▶ _TASK STATEMENT_:
Reproduce all of the data exactly, with no line skipped.

____________

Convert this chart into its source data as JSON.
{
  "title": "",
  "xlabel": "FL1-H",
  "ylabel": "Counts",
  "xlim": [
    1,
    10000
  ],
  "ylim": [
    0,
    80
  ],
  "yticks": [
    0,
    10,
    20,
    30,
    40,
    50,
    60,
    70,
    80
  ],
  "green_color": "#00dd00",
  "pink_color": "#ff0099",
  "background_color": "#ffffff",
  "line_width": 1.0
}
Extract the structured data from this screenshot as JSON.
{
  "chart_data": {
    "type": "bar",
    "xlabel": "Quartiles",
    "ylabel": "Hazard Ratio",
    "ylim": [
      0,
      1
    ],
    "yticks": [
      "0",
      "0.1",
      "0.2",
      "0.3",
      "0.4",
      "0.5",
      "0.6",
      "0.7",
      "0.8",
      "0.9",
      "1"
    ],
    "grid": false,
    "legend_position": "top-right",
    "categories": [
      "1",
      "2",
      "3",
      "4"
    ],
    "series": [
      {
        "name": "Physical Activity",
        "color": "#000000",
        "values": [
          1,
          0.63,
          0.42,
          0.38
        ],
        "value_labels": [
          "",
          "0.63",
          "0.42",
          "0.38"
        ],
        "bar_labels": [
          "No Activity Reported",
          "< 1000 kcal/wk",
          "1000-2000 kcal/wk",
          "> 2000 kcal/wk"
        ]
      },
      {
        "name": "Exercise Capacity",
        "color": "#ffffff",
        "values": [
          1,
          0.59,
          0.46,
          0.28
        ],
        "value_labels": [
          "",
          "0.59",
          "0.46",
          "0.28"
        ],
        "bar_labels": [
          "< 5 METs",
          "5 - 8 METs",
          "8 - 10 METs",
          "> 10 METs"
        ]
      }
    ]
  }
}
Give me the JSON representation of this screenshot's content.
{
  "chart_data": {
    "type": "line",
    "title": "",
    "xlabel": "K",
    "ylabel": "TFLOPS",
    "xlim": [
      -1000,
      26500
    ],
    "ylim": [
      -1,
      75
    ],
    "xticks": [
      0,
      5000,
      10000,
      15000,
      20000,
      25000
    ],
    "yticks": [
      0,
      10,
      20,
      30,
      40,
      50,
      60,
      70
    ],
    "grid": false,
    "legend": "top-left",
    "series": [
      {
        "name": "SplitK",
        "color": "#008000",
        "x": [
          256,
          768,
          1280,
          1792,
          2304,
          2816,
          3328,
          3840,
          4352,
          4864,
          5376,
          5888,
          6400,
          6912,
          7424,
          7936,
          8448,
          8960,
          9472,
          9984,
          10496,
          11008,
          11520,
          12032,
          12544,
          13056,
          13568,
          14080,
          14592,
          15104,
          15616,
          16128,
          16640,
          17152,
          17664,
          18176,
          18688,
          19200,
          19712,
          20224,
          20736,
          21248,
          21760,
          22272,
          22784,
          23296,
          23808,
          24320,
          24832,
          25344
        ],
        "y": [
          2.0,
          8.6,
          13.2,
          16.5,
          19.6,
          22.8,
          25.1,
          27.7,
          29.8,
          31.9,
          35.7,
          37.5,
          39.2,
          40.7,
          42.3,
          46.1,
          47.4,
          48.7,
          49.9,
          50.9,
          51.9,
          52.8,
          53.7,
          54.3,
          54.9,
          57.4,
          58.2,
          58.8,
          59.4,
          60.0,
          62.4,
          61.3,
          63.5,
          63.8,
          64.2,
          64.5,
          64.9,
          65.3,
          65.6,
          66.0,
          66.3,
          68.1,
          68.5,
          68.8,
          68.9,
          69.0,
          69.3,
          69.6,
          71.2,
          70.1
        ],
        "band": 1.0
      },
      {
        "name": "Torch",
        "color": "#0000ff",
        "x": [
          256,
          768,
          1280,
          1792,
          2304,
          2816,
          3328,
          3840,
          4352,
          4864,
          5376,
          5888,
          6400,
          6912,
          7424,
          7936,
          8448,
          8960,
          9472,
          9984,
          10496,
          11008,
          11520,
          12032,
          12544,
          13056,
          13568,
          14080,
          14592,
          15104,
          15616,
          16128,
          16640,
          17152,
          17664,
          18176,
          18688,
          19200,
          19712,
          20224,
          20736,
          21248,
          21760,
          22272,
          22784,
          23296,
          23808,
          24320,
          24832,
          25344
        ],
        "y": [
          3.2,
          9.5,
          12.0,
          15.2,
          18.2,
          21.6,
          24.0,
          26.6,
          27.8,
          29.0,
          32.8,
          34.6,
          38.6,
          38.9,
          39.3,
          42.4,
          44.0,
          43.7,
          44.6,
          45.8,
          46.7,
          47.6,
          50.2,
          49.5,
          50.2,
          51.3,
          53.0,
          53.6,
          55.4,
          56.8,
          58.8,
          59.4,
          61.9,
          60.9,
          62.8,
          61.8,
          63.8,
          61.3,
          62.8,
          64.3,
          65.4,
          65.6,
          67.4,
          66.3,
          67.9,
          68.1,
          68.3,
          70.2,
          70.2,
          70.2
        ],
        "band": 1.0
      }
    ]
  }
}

____________

▶ _EXPECTED ANSWER_:
Convert this chart into its source data as JSON.
{
  "title": "",
  "xlabel": "FL1-H",
  "ylabel": "Counts",
  "xlim": [
    1,
    10000
  ],
  "ylim": [
    0,
    80
  ],
  "yticks": [
    0,
    10,
    20,
    30,
    40,
    50,
    60,
    70,
    80
  ],
  "green_color": "#00dd00",
  "pink_color": "#ff0099",
  "background_color": "#ffffff",
  "line_width": 1.0
}
Extract the structured data from this screenshot as JSON.
{
  "chart_data": {
    "type": "bar",
    "xlabel": "Quartiles",
    "ylabel": "Hazard Ratio",
    "ylim": [
      0,
      1
    ],
    "yticks": [
      "0",
      "0.1",
      "0.2",
      "0.3",
      "0.4",
      "0.5",
      "0.6",
      "0.7",
      "0.8",
      "0.9",
      "1"
    ],
    "grid": false,
    "legend_position": "top-right",
    "categories": [
      "1",
      "2",
      "3",
      "4"
    ],
    "series": [
      {
        "name": "Physical Activity",
        "color": "#000000",
        "values": [
          1,
          0.63,
          0.42,
          0.38
        ],
        "value_labels": [
          "",
          "0.63",
          "0.42",
          "0.38"
        ],
        "bar_labels": [
          "No Activity Reported",
          "< 1000 kcal/wk",
          "1000-2000 kcal/wk",
          "> 2000 kcal/wk"
        ]
      },
      {
        "name": "Exercise Capacity",
        "color": "#ffffff",
        "values": [
          1,
          0.59,
          0.46,
          0.28
        ],
        "value_labels": [
          "",
          "0.59",
          "0.46",
          "0.28"
        ],
        "bar_labels": [
          "< 5 METs",
          "5 - 8 METs",
          "8 - 10 METs",
          "> 10 METs"
        ]
      }
    ]
  }
}
Give me the JSON representation of this screenshot's content.
{
  "chart_data": {
    "type": "line",
    "title": "",
    "xlabel": "K",
    "ylabel": "TFLOPS",
    "xlim": [
      -1000,
      26500
    ],
    "ylim": [
      -1,
      75
    ],
    "xticks": [
      0,
      5000,
      10000,
      15000,
      20000,
      25000
    ],
    "yticks": [
      0,
      10,
      20,
      30,
      40,
      50,
      60,
      70
    ],
    "grid": false,
    "legend": "top-left",
    "series": [
      {
        "name": "SplitK",
        "color": "#008000",
        "x": [
          256,
          768,
          1280,
          1792,
          2304,
          2816,
          3328,
          3840,
          4352,
          4864,
          5376,
          5888,
          6400,
          6912,
          7424,
          7936,
          8448,
          8960,
          9472,
          9984,
          10496,
          11008,
          11520,
          12032,
          12544,
          13056,
          13568,
          14080,
          14592,
          15104,
          15616,
          16128,
          16640,
          17152,
          17664,
          18176,
          18688,
          19200,
          19712,
          20224,
          20736,
          21248,
          21760,
          22272,
          22784,
          23296,
          23808,
          24320,
          24832,
          25344
        ],
        "y": [
          2.0,
          8.6,
          13.2,
          16.5,
          19.6,
          22.8,
          25.1,
          27.7,
          29.8,
          31.9,
          35.7,
          37.5,
          39.2,
          40.7,
          42.3,
          46.1,
          47.4,
          48.7,
          49.9,
          50.9,
          51.9,
          52.8,
          53.7,
          54.3,
          54.9,
          57.4,
          58.2,
          58.8,
          59.4,
          60.0,
          62.4,
          61.3,
          63.5,
          63.8,
          64.2,
          64.5,
          64.9,
          65.3,
          65.6,
          66.0,
          66.3,
          68.1,
          68.5,
          68.8,
          68.9,
          69.0,
          69.3,
          69.6,
          71.2,
          70.1
        ],
        "band": 1.0
      },
      {
        "name": "Torch",
        "color": "#0000ff",
        "x": [
          256,
          768,
          1280,
          1792,
          2304,
          2816,
          3328,
          3840,
          4352,
          4864,
          5376,
          5888,
          6400,
          6912,
          7424,
          7936,
          8448,
          8960,
          9472,
          9984,
          10496,
          11008,
          11520,
          12032,
          12544,
          13056,
          13568,
          14080,
          14592,
          15104,
          15616,
          16128,
          16640,
          17152,
          17664,
          18176,
          18688,
          19200,
          19712,
          20224,
          20736,
          21248,
          21760,
          22272,
          22784,
          23296,
          23808,
          24320,
          24832,
          25344
        ],
        "y": [
          3.2,
          9.5,
          12.0,
          15.2,
          18.2,
          21.6,
          24.0,
          26.6,
          27.8,
          29.0,
          32.8,
          34.6,
          38.6,
          38.9,
          39.3,
          42.4,
          44.0,
          43.7,
          44.6,
          45.8,
          46.7,
          47.6,
          50.2,
          49.5,
          50.2,
          51.3,
          53.0,
          53.6,
          55.4,
          56.8,
          58.8,
          59.4,
          61.9,
          60.9,
          62.8,
          61.8,
          63.8,
          61.3,
          62.8,
          64.3,
          65.4,
          65.6,
          67.4,
          66.3,
          67.9,
          68.1,
          68.3,
          70.2,
          70.2,
          70.2
        ],
        "band": 1.0
      }
    ]
  }
}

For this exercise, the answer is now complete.